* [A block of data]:
----

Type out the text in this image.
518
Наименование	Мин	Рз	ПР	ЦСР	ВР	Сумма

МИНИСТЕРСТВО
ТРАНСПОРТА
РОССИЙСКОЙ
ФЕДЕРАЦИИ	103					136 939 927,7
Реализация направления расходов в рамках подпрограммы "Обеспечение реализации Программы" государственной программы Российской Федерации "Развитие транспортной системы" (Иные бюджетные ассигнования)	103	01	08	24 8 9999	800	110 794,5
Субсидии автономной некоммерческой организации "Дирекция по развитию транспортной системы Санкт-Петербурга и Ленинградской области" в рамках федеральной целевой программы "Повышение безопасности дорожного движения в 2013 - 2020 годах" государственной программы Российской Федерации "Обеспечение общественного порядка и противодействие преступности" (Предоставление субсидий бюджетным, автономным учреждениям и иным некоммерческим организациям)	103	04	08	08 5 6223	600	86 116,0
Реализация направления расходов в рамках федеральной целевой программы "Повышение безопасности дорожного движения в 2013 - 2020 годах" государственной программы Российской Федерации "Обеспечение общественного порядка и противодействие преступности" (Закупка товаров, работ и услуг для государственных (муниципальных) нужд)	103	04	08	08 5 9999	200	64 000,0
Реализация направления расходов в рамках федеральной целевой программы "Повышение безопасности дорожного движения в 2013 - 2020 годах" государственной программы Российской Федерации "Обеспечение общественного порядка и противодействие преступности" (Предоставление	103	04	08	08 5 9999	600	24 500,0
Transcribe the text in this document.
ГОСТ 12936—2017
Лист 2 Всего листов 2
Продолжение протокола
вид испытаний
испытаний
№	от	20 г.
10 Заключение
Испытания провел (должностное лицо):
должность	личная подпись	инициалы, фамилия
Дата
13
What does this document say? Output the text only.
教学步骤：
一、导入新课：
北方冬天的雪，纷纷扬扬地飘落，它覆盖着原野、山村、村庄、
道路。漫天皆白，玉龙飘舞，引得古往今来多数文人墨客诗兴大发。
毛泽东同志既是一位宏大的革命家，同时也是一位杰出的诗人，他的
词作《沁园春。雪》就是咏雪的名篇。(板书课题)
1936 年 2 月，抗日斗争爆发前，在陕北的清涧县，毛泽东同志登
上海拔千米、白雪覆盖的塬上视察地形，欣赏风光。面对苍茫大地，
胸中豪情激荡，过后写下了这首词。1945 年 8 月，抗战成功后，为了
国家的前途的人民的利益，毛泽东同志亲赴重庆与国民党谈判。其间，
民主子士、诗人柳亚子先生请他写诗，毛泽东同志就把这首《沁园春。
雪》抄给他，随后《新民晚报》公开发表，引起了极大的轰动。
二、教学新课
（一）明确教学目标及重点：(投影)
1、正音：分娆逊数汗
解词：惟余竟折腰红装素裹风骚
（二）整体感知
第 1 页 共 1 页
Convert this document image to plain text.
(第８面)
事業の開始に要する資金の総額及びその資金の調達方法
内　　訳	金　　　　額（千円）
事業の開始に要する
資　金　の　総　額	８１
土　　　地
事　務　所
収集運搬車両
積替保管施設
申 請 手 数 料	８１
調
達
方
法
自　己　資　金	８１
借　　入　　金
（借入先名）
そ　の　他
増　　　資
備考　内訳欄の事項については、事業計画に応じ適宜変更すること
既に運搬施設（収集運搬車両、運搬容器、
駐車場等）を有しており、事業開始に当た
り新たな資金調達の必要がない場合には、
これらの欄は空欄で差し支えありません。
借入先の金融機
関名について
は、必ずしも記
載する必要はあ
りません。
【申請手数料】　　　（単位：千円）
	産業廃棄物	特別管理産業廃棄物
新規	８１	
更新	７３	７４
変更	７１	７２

----

* [Instruction]: Read the entries and pick out all lines that include the word "транспортной".

* [Task result]:
Реализация направления расходов в рамках подпрограммы "Обеспечение реализации Программы" государственной программы Российской Федерации "Развитие транспортной системы" (Иные бюджетные ассигнования)	103	01	08	24 8 9999	800	110 794,5
Субсидии автономной некоммерческой организации "Дирекция по развитию транспортной системы Санкт-Петербурга и Ленинградской области" в рамках федеральной целевой программы "Повышение безопасности дорожного движения в 2013 - 2020 годах" государственной программы Российской Федерации "Обеспечение общественного порядка и противодействие преступности" (Предоставление субсидий бюджетным, автономным учреждениям и иным некоммерческим организациям)	103	04	08	08 5 6223	600	86 116,0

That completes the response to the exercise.